**DESCRIPTION OF THE TASK**
Filter the entries below, keeping every line that has the word "purple".

**MATERIAL FOR THE TASK**
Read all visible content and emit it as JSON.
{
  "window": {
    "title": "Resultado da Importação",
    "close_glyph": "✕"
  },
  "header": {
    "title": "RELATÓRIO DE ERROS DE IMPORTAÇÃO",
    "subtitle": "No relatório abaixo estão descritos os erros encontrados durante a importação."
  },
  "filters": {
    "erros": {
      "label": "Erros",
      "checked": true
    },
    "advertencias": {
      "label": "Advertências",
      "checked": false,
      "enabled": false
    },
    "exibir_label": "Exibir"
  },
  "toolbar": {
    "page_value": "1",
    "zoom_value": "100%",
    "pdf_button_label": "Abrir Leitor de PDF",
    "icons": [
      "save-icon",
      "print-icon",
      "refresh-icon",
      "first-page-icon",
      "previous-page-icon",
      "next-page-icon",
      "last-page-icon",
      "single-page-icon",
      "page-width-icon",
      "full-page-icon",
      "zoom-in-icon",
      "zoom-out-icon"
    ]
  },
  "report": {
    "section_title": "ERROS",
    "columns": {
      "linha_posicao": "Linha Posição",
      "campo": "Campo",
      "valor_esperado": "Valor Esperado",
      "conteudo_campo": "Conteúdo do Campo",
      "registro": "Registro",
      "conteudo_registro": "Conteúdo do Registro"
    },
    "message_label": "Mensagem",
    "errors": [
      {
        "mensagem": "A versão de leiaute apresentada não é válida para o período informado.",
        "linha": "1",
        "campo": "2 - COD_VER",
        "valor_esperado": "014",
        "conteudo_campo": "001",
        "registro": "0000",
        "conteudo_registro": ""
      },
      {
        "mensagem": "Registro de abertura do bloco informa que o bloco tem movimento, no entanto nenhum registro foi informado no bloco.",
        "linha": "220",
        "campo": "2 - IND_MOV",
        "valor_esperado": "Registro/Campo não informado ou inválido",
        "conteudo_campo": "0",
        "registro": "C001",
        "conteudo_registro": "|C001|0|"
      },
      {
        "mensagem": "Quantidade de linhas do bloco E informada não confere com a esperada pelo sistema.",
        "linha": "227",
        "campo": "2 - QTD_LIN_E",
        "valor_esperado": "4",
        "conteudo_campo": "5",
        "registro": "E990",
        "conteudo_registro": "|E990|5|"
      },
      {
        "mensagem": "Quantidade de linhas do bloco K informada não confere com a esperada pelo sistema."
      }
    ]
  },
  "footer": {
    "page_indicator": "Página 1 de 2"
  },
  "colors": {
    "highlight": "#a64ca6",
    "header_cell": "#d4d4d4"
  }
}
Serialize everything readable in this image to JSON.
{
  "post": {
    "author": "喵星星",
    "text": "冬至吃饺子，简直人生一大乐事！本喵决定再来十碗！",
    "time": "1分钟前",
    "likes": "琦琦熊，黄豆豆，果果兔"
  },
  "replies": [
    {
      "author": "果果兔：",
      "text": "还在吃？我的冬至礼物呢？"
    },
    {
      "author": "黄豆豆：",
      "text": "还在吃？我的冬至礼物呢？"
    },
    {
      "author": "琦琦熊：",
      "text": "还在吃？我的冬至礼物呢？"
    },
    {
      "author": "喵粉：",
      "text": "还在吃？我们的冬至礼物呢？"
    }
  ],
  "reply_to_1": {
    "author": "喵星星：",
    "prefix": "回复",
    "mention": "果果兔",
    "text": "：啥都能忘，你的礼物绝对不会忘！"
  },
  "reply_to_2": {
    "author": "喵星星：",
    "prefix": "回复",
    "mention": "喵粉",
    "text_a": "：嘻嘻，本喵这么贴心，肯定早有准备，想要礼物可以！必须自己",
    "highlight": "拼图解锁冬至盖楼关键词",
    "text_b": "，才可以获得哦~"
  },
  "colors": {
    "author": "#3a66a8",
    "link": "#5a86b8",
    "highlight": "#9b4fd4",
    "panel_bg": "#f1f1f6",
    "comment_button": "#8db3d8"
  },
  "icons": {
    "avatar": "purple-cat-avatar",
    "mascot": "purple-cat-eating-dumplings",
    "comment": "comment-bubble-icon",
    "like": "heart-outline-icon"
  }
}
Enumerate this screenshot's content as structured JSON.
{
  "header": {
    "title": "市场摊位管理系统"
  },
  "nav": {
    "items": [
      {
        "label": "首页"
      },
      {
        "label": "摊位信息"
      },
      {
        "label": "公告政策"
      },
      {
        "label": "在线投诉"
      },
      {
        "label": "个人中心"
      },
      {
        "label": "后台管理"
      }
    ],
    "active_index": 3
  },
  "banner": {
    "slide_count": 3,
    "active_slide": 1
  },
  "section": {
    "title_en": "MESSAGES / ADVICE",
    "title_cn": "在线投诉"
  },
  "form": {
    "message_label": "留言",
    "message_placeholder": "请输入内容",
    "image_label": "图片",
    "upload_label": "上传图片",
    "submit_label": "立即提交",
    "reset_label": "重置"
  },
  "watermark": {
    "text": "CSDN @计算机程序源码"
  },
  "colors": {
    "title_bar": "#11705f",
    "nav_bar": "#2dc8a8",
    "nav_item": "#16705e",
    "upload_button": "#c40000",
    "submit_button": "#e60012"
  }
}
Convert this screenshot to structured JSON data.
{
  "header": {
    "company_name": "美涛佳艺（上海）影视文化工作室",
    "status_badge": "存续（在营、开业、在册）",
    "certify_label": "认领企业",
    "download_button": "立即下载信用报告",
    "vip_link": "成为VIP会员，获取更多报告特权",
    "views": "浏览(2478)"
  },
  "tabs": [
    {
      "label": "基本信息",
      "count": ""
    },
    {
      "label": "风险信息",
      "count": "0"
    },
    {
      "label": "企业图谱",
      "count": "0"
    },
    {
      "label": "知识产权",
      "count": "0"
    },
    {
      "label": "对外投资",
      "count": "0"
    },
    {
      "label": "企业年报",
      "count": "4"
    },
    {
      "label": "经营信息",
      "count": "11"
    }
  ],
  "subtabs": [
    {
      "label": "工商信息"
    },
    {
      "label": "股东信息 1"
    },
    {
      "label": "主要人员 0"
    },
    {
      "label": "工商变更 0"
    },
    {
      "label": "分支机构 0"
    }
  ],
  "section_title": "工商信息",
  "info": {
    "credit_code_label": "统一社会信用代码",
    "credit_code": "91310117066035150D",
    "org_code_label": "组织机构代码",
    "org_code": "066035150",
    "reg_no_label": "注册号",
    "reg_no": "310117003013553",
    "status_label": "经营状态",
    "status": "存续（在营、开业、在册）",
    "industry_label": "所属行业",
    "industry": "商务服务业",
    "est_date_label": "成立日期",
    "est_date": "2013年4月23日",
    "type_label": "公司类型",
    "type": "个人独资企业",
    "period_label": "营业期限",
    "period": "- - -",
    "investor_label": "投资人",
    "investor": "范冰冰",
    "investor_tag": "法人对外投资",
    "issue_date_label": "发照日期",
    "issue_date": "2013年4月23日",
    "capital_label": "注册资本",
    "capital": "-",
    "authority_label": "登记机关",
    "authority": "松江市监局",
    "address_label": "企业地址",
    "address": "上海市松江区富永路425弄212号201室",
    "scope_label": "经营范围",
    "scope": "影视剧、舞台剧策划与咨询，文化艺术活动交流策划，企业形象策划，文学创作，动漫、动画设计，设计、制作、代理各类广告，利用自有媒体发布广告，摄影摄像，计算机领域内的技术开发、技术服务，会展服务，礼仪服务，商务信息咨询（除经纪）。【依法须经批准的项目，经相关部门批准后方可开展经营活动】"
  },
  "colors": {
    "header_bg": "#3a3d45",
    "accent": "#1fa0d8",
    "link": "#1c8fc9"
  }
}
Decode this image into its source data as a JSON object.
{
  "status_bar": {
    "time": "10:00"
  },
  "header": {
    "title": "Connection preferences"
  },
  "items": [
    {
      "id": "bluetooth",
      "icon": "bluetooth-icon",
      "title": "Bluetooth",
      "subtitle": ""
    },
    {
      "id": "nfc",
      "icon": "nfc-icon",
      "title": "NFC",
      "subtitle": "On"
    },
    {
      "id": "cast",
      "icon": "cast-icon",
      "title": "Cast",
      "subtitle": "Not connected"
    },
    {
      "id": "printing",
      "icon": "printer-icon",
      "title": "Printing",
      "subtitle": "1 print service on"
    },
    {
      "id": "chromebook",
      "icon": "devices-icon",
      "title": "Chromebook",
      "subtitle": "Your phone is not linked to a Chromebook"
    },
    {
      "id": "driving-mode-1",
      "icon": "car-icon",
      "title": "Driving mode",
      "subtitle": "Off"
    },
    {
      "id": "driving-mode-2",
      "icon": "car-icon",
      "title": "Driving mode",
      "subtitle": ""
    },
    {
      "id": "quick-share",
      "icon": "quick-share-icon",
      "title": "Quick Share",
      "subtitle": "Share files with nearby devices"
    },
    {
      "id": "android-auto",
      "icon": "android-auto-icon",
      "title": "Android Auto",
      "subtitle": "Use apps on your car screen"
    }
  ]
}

**ANSWER FOR THIS EXERCISE**
    "avatar": "purple-cat-avatar",
    "mascot": "purple-cat-eating-dumplings",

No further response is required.